### WHAT IS EXPECTED
Skip the pictures. Repeat everything else in the records word for word.

[Collected data]

--- begin ---

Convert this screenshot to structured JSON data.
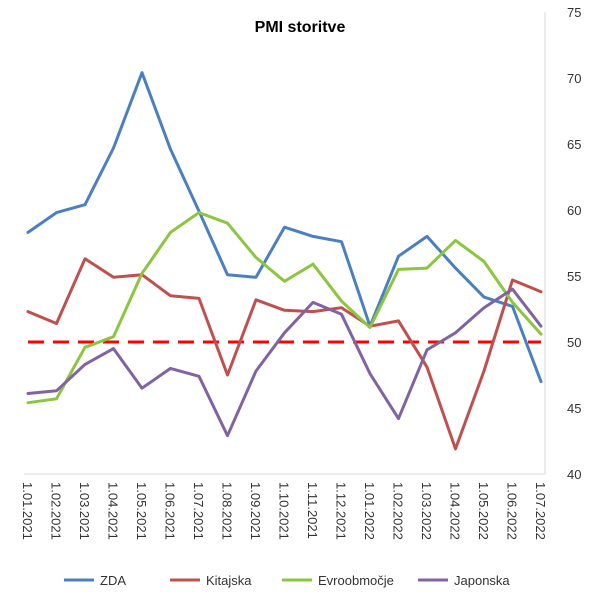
{
  "chart_data": {
    "type": "line",
    "title": "PMI storitve",
    "xlabel": "",
    "ylabel": "",
    "categories": [
      "1.01.2021",
      "1.02.2021",
      "1.03.2021",
      "1.04.2021",
      "1.05.2021",
      "1.06.2021",
      "1.07.2021",
      "1.08.2021",
      "1.09.2021",
      "1.10.2021",
      "1.11.2021",
      "1.12.2021",
      "1.01.2022",
      "1.02.2022",
      "1.03.2022",
      "1.04.2022",
      "1.05.2022",
      "1.06.2022",
      "1.07.2022"
    ],
    "y_ticks": [
      "40",
      "45",
      "50",
      "55",
      "60",
      "65",
      "70",
      "75"
    ],
    "ylim": [
      40,
      75
    ],
    "y_axis_side": "right",
    "grid": false,
    "legend_position": "bottom",
    "reference_line": {
      "value": 50,
      "color": "#ff0000",
      "style": "dashed"
    },
    "series": [
      {
        "name": "ZDA",
        "color": "#4a7fc1",
        "values": [
          58.3,
          59.8,
          60.4,
          64.7,
          70.4,
          64.6,
          59.9,
          55.1,
          54.9,
          58.7,
          58.0,
          57.6,
          51.2,
          56.5,
          58.0,
          55.6,
          53.4,
          52.7,
          47.0
        ]
      },
      {
        "name": "Kitajska",
        "color": "#c0504d",
        "values": [
          52.3,
          51.4,
          56.3,
          54.9,
          55.1,
          53.5,
          53.3,
          47.5,
          53.2,
          52.4,
          52.3,
          52.6,
          51.2,
          51.6,
          48.1,
          41.9,
          47.8,
          54.7,
          53.8
        ]
      },
      {
        "name": "Evroobmočje",
        "color": "#8cc63f",
        "values": [
          45.4,
          45.7,
          49.6,
          50.4,
          55.2,
          58.3,
          59.8,
          59.0,
          56.4,
          54.6,
          55.9,
          53.1,
          51.1,
          55.5,
          55.6,
          57.7,
          56.1,
          53.0,
          50.6
        ]
      },
      {
        "name": "Japonska",
        "color": "#8064a2",
        "values": [
          46.1,
          46.3,
          48.3,
          49.5,
          46.5,
          48.0,
          47.4,
          42.9,
          47.8,
          50.7,
          53.0,
          52.1,
          47.6,
          44.2,
          49.4,
          50.7,
          52.6,
          54.0,
          51.2
        ]
      }
    ]
  }
}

--- end ---

### RESPONSE TO THIS TASK
Convert this screenshot to structured JSON data.
{
  "chart_data": {
    "type": "line",
    "title": "PMI storitve",
    "xlabel": "",
    "ylabel": "",
    "categories": [
      "1.01.2021",
      "1.02.2021",
      "1.03.2021",
      "1.04.2021",
      "1.05.2021",
      "1.06.2021",
      "1.07.2021",
      "1.08.2021",
      "1.09.2021",
      "1.10.2021",
      "1.11.2021",
      "1.12.2021",
      "1.01.2022",
      "1.02.2022",
      "1.03.2022",
      "1.04.2022",
      "1.05.2022",
      "1.06.2022",
      "1.07.2022"
    ],
    "y_ticks": [
      "40",
      "45",
      "50",
      "55",
      "60",
      "65",
      "70",
      "75"
    ],
    "ylim": [
      40,
      75
    ],
    "y_axis_side": "right",
    "grid": false,
    "legend_position": "bottom",
    "reference_line": {
      "value": 50,
      "color": "#ff0000",
      "style": "dashed"
    },
    "series": [
      {
        "name": "ZDA",
        "color": "#4a7fc1",
        "values": [
          58.3,
          59.8,
          60.4,
          64.7,
          70.4,
          64.6,
          59.9,
          55.1,
          54.9,
          58.7,
          58.0,
          57.6,
          51.2,
          56.5,
          58.0,
          55.6,
          53.4,
          52.7,
          47.0
        ]
      },
      {
        "name": "Kitajska",
        "color": "#c0504d",
        "values": [
          52.3,
          51.4,
          56.3,
          54.9,
          55.1,
          53.5,
          53.3,
          47.5,
          53.2,
          52.4,
          52.3,
          52.6,
          51.2,
          51.6,
          48.1,
          41.9,
          47.8,
          54.7,
          53.8
        ]
      },
      {
        "name": "Evroobmočje",
        "color": "#8cc63f",
        "values": [
          45.4,
          45.7,
          49.6,
          50.4,
          55.2,
          58.3,
          59.8,
          59.0,
          56.4,
          54.6,
          55.9,
          53.1,
          51.1,
          55.5,
          55.6,
          57.7,
          56.1,
          53.0,
          50.6
        ]
      },
      {
        "name": "Japonska",
        "color": "#8064a2",
        "values": [
          46.1,
          46.3,
          48.3,
          49.5,
          46.5,
          48.0,
          47.4,
          42.9,
          47.8,
          50.7,
          53.0,
          52.1,
          47.6,
          44.2,
          49.4,
          50.7,
          52.6,
          54.0,
          51.2
        ]
      }
    ]
  }
}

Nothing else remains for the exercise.